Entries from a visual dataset
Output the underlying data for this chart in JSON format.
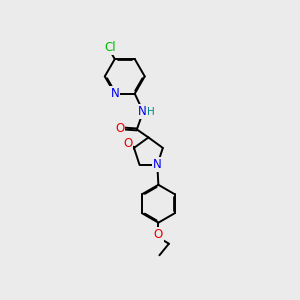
{
  "background_color": "#ebebeb",
  "bond_color": "#000000",
  "atom_colors": {
    "Cl": "#00bb00",
    "N": "#0000ee",
    "O": "#ee0000",
    "H": "#008888",
    "C": "#000000"
  },
  "line_width": 1.4,
  "font_size": 8.5
}
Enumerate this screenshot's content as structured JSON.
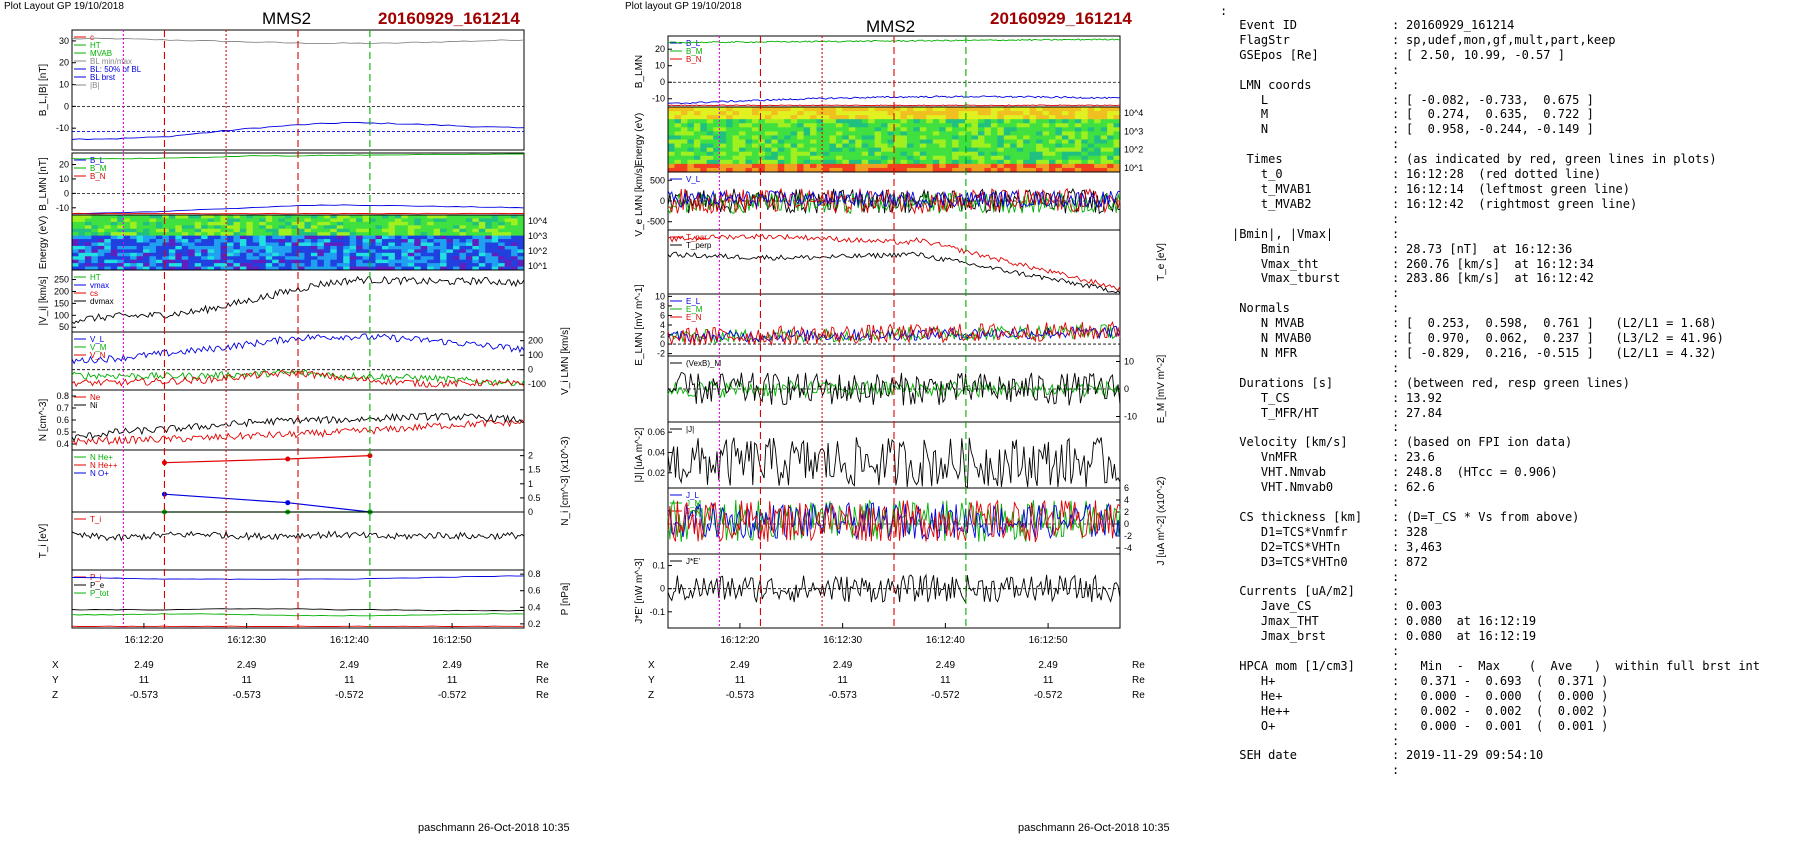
{
  "left": {
    "layout_label": "Plot Layout GP 19/10/2018",
    "spacecraft": "MMS2",
    "event": "20160929_161214",
    "footer": "paschmann 26-Oct-2018 10:35",
    "time_ticks": [
      "16:12:20",
      "16:12:30",
      "16:12:40",
      "16:12:50"
    ],
    "ephem": [
      {
        "name": "X",
        "values": [
          "2.49",
          "2.49",
          "2.49",
          "2.49"
        ],
        "unit": "Re"
      },
      {
        "name": "Y",
        "values": [
          "11",
          "11",
          "11",
          "11"
        ],
        "unit": "Re"
      },
      {
        "name": "Z",
        "values": [
          "-0.573",
          "-0.573",
          "-0.572",
          "-0.572"
        ],
        "unit": "Re"
      }
    ]
  },
  "right": {
    "layout_label": "Plot layout GP 19/10/2018",
    "spacecraft": "MMS2",
    "event": "20160929_161214",
    "footer": "paschmann 26-Oct-2018 10:35",
    "time_ticks": [
      "16:12:20",
      "16:12:30",
      "16:12:40",
      "16:12:50"
    ],
    "ephem": [
      {
        "name": "X",
        "values": [
          "2.49",
          "2.49",
          "2.49",
          "2.49"
        ],
        "unit": "Re"
      },
      {
        "name": "Y",
        "values": [
          "11",
          "11",
          "11",
          "11"
        ],
        "unit": "Re"
      },
      {
        "name": "Z",
        "values": [
          "-0.573",
          "-0.573",
          "-0.572",
          "-0.572"
        ],
        "unit": "Re"
      }
    ]
  },
  "summary_marker": ":",
  "summary": [
    {
      "k": " Event ID",
      "v": "20160929_161214"
    },
    {
      "k": " FlagStr",
      "v": "sp,udef,mon,gf,mult,part,keep"
    },
    {
      "k": " GSEpos [Re]",
      "v": "[ 2.50, 10.99, -0.57 ]"
    },
    {
      "k": "",
      "v": ""
    },
    {
      "k": " LMN coords",
      "v": ""
    },
    {
      "k": "    L",
      "v": "[ -0.082, -0.733,  0.675 ]"
    },
    {
      "k": "    M",
      "v": "[  0.274,  0.635,  0.722 ]"
    },
    {
      "k": "    N",
      "v": "[  0.958, -0.244, -0.149 ]"
    },
    {
      "k": "",
      "v": ""
    },
    {
      "k": "  Times",
      "v": "(as indicated by red, green lines in plots)"
    },
    {
      "k": "    t_0",
      "v": "16:12:28  (red dotted line)"
    },
    {
      "k": "    t_MVAB1",
      "v": "16:12:14  (leftmost green line)"
    },
    {
      "k": "    t_MVAB2",
      "v": "16:12:42  (rightmost green line)"
    },
    {
      "k": "",
      "v": ""
    },
    {
      "k": "|Bmin|, |Vmax|",
      "v": ""
    },
    {
      "k": "    Bmin",
      "v": "28.73 [nT]  at 16:12:36"
    },
    {
      "k": "    Vmax_tht",
      "v": "260.76 [km/s]  at 16:12:34"
    },
    {
      "k": "    Vmax_tburst",
      "v": "283.86 [km/s]  at 16:12:42"
    },
    {
      "k": "",
      "v": ""
    },
    {
      "k": " Normals",
      "v": ""
    },
    {
      "k": "    N MVAB",
      "v": "[  0.253,  0.598,  0.761 ]   (L2/L1 = 1.68)"
    },
    {
      "k": "    N MVAB0",
      "v": "[  0.970,  0.062,  0.237 ]   (L3/L2 = 41.96)"
    },
    {
      "k": "    N MFR",
      "v": "[ -0.829,  0.216, -0.515 ]   (L2/L1 = 4.32)"
    },
    {
      "k": "",
      "v": ""
    },
    {
      "k": " Durations [s]",
      "v": "(between red, resp green lines)"
    },
    {
      "k": "    T_CS",
      "v": "13.92"
    },
    {
      "k": "    T_MFR/HT",
      "v": "27.84"
    },
    {
      "k": "",
      "v": ""
    },
    {
      "k": " Velocity [km/s]",
      "v": "(based on FPI ion data)"
    },
    {
      "k": "    VnMFR",
      "v": "23.6"
    },
    {
      "k": "    VHT.Nmvab",
      "v": "248.8  (HTcc = 0.906)"
    },
    {
      "k": "    VHT.Nmvab0",
      "v": "62.6"
    },
    {
      "k": "",
      "v": ""
    },
    {
      "k": " CS thickness [km]",
      "v": "(D=T_CS * Vs from above)"
    },
    {
      "k": "    D1=TCS*Vnmfr",
      "v": "328"
    },
    {
      "k": "    D2=TCS*VHTn",
      "v": "3,463"
    },
    {
      "k": "    D3=TCS*VHTn0",
      "v": "872"
    },
    {
      "k": "",
      "v": ""
    },
    {
      "k": " Currents [uA/m2]",
      "v": ""
    },
    {
      "k": "    Jave_CS",
      "v": "0.003"
    },
    {
      "k": "    Jmax_THT",
      "v": "0.080  at 16:12:19"
    },
    {
      "k": "    Jmax_brst",
      "v": "0.080  at 16:12:19"
    },
    {
      "k": "",
      "v": ""
    },
    {
      "k": " HPCA mom [1/cm3]",
      "v": "  Min  -  Max    (  Ave   )  within full brst int"
    },
    {
      "k": "    H+",
      "v": "  0.371 -  0.693  (  0.371 )"
    },
    {
      "k": "    He+",
      "v": "  0.000 -  0.000  (  0.000 )"
    },
    {
      "k": "    He++",
      "v": "  0.002 -  0.002  (  0.002 )"
    },
    {
      "k": "    O+",
      "v": "  0.000 -  0.001  (  0.001 )"
    },
    {
      "k": "",
      "v": ""
    },
    {
      "k": " SEH date",
      "v": "2019-11-29 09:54:10"
    },
    {
      "k": "",
      "v": ""
    }
  ],
  "colors": {
    "red": "#e00000",
    "green": "#00b000",
    "blue": "#0000e0",
    "magenta": "#e000e0",
    "black": "#000000",
    "event": "#a00000"
  },
  "chart_data": [
    {
      "type": "line",
      "title": "MMS2 20160929_161214",
      "xlabel": "",
      "xlim": [
        "16:12:13",
        "16:12:57"
      ],
      "markers": {
        "magenta_dotted": "16:12:18",
        "red_dashed_1": "16:12:22",
        "red_dotted": "16:12:28",
        "red_dashed_2": "16:12:35",
        "gray_dashed": "16:12:36",
        "green_dashed": "16:12:42"
      },
      "panels": [
        {
          "id": "bl",
          "ylabel": "B_L,|B| [nT]",
          "ylim": [
            -20,
            35
          ],
          "yticks": [
            30,
            20,
            10,
            0,
            -10
          ],
          "legend": [
            "c",
            "HT",
            "MVAB",
            "BL min/max",
            "BL: 50% of BL",
            "BL brst",
            "|B|"
          ],
          "series": [
            {
              "name": "|B|",
              "color": "gray",
              "values": [
                31,
                31,
                30.5,
                30,
                29.5,
                29,
                28.9,
                28.9,
                29.5,
                30,
                30.5
              ]
            },
            {
              "name": "B_L brst",
              "color": "blue",
              "values": [
                -15,
                -14.8,
                -14,
                -12,
                -10,
                -8.5,
                -7.5,
                -7.8,
                -8.5,
                -9.3,
                -10
              ]
            }
          ],
          "hlines": [
            0,
            -11.5
          ]
        },
        {
          "id": "blmn",
          "ylabel": "B_LMN [nT]",
          "ylim": [
            -15,
            28
          ],
          "yticks": [
            20,
            10,
            0,
            -10
          ],
          "legend": [
            "B_L",
            "B_M",
            "B_N"
          ],
          "series": [
            {
              "name": "B_L",
              "color": "blue",
              "values": [
                -14,
                -13.5,
                -12.5,
                -11,
                -10,
                -8.5,
                -8,
                -8.5,
                -9,
                -9.5,
                -10
              ]
            },
            {
              "name": "B_M",
              "color": "green",
              "values": [
                24,
                24,
                24.5,
                25,
                26,
                26,
                26.5,
                26.5,
                27,
                27,
                27.5
              ]
            },
            {
              "name": "B_N",
              "color": "red",
              "values": [
                -14,
                -14,
                -14,
                -14,
                -14,
                -14,
                -14,
                -14,
                -14,
                -14,
                -14
              ]
            }
          ]
        },
        {
          "id": "spec",
          "type": "heatmap",
          "ylabel": "Energy (eV)",
          "yticks": [
            "10^4",
            "10^3",
            "10^2",
            "10^1"
          ]
        },
        {
          "id": "vi",
          "ylabel": "|V_i| [km/s]",
          "ylim": [
            30,
            290
          ],
          "yticks": [
            250,
            200,
            150,
            100,
            50
          ],
          "legend": [
            "HT",
            "vmax",
            "cs",
            "dvmax"
          ],
          "series": [
            {
              "name": "|V_i|",
              "color": "black",
              "values": [
                80,
                95,
                100,
                115,
                150,
                190,
                230,
                250,
                245,
                240,
                245,
                235
              ]
            }
          ]
        },
        {
          "id": "vlmn",
          "ylabel": "V_i LMN [km/s]",
          "ylim": [
            -140,
            260
          ],
          "yticks": [
            200,
            100,
            0,
            -100
          ],
          "legend": [
            "V_L",
            "V_M",
            "V_N"
          ],
          "series": [
            {
              "name": "V_L",
              "color": "blue",
              "values": [
                60,
                80,
                110,
                140,
                180,
                220,
                230,
                220,
                200,
                170,
                140
              ]
            },
            {
              "name": "V_M",
              "color": "green",
              "values": [
                -40,
                -40,
                -45,
                -40,
                -30,
                -20,
                -40,
                -50,
                -60,
                -80,
                -90
              ]
            },
            {
              "name": "V_N",
              "color": "red",
              "values": [
                -90,
                -90,
                -80,
                -70,
                -40,
                -20,
                -60,
                -80,
                -100,
                -90,
                -100
              ]
            }
          ]
        },
        {
          "id": "n",
          "ylabel": "N [cm^-3]",
          "ylim": [
            0.35,
            0.85
          ],
          "yticks": [
            0.8,
            0.7,
            0.6,
            0.5,
            0.4
          ],
          "legend": [
            "Ne",
            "Ni"
          ],
          "series": [
            {
              "name": "Ne",
              "color": "red",
              "values": [
                0.42,
                0.43,
                0.44,
                0.45,
                0.47,
                0.48,
                0.5,
                0.52,
                0.55,
                0.57,
                0.58
              ]
            },
            {
              "name": "Ni",
              "color": "black",
              "values": [
                0.45,
                0.5,
                0.52,
                0.55,
                0.58,
                0.6,
                0.6,
                0.62,
                0.63,
                0.62,
                0.6
              ]
            }
          ]
        },
        {
          "id": "hpca",
          "ylabel": "N_i [cm^-3] (x10^-3)",
          "ylim": [
            0,
            2.2
          ],
          "yticks": [
            2.0,
            1.5,
            1.0,
            0.5,
            0.0
          ],
          "legend": [
            "N He+",
            "N He++",
            "N O+"
          ],
          "series": [
            {
              "name": "N He++",
              "color": "red",
              "x": [
                "16:12:22",
                "16:12:34",
                "16:12:42"
              ],
              "values": [
                1.75,
                1.88,
                2.0
              ]
            },
            {
              "name": "N O+",
              "color": "blue",
              "x": [
                "16:12:22",
                "16:12:34",
                "16:12:42"
              ],
              "values": [
                0.63,
                0.33,
                0.0
              ]
            },
            {
              "name": "N He+",
              "color": "green",
              "x": [
                "16:12:22",
                "16:12:34",
                "16:12:42"
              ],
              "values": [
                0,
                0,
                0
              ]
            }
          ]
        },
        {
          "id": "ti",
          "ylabel": "T_i [eV]",
          "legend": [
            "T_i"
          ],
          "series": [
            {
              "name": "T_i",
              "color": "black",
              "values": [
                0.6,
                0.55,
                0.6,
                0.62,
                0.58,
                0.6,
                0.61,
                0.57,
                0.6,
                0.58,
                0.6
              ]
            }
          ]
        },
        {
          "id": "p",
          "ylabel": "P [nPa]",
          "ylim": [
            0.15,
            0.85
          ],
          "yticks": [
            0.8,
            0.6,
            0.4,
            0.2
          ],
          "legend": [
            "P_i",
            "P_e",
            "P_tot"
          ],
          "series": [
            {
              "name": "P_i",
              "color": "blue",
              "values": [
                0.76,
                0.75,
                0.74,
                0.74,
                0.74,
                0.74,
                0.74,
                0.75,
                0.76,
                0.77,
                0.78
              ]
            },
            {
              "name": "P_tot",
              "color": "green",
              "values": [
                0.31,
                0.31,
                0.32,
                0.32,
                0.31,
                0.3,
                0.3,
                0.3,
                0.31,
                0.32,
                0.32
              ]
            },
            {
              "name": "P_e",
              "color": "black",
              "values": [
                0.37,
                0.37,
                0.37,
                0.38,
                0.38,
                0.38,
                0.37,
                0.37,
                0.36,
                0.36,
                0.36
              ]
            },
            {
              "name": "P",
              "color": "red",
              "values": [
                0.17,
                0.17,
                0.17,
                0.17,
                0.17,
                0.17,
                0.17,
                0.17,
                0.17,
                0.17,
                0.17
              ]
            }
          ]
        }
      ]
    },
    {
      "type": "line",
      "title": "MMS2 20160929_161214",
      "xlabel": "",
      "xlim": [
        "16:12:13",
        "16:12:57"
      ],
      "panels": [
        {
          "id": "blmn",
          "ylabel": "B_LMN",
          "ylim": [
            -15,
            28
          ],
          "yticks": [
            20,
            10,
            0,
            -10
          ],
          "legend": [
            "B_L",
            "B_M",
            "B_N"
          ]
        },
        {
          "id": "espec",
          "type": "heatmap",
          "ylabel": "Energy (eV)",
          "yticks": [
            "10^4",
            "10^3",
            "10^2",
            "10^1"
          ]
        },
        {
          "id": "ve",
          "ylabel": "V_e LMN [km/s]",
          "ylim": [
            -700,
            700
          ],
          "yticks": [
            500,
            0,
            -500
          ],
          "legend": [
            "V_L"
          ]
        },
        {
          "id": "te",
          "ylabel": "T_e [eV]",
          "yticks": [
            "10^3"
          ],
          "legend": [
            "T_par",
            "T_perp"
          ]
        },
        {
          "id": "e",
          "ylabel": "E_LMN [mV m^-1]",
          "ylim": [
            -2.5,
            10.5
          ],
          "yticks": [
            10,
            8,
            6,
            4,
            2,
            0,
            -2
          ],
          "legend": [
            "E_L",
            "E_M",
            "E_N"
          ]
        },
        {
          "id": "em",
          "ylabel": "E_M [mV m^-2]",
          "ylim": [
            -12,
            12
          ],
          "yticks": [
            10,
            0,
            -10
          ],
          "legend": [
            "(VexB)_M"
          ]
        },
        {
          "id": "j",
          "ylabel": "|J| [uA m^-2]",
          "ylim": [
            0.005,
            0.07
          ],
          "yticks": [
            0.06,
            0.04,
            0.02
          ],
          "legend": [
            "|J|"
          ]
        },
        {
          "id": "jlmn",
          "ylabel": "J [uA m^-2] (x10^-2)",
          "ylim": [
            -5,
            6
          ],
          "yticks": [
            6,
            4,
            2,
            0,
            -2,
            -4
          ],
          "legend": [
            "J_L",
            "J_M",
            "J_N"
          ]
        },
        {
          "id": "je",
          "ylabel": "J*E' [nW m^-3]",
          "ylim": [
            -0.17,
            0.15
          ],
          "yticks": [
            0.1,
            0.0,
            -0.1
          ],
          "legend": [
            "J*E'"
          ]
        }
      ]
    }
  ]
}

(EXERCISE DESCRIPTION)
Find the lines with the string "this" and reproduce them.

(TASK RESULT)
Output the underlying data for this chart in JSON format.
Enumerate this screenshot's content as structured JSON.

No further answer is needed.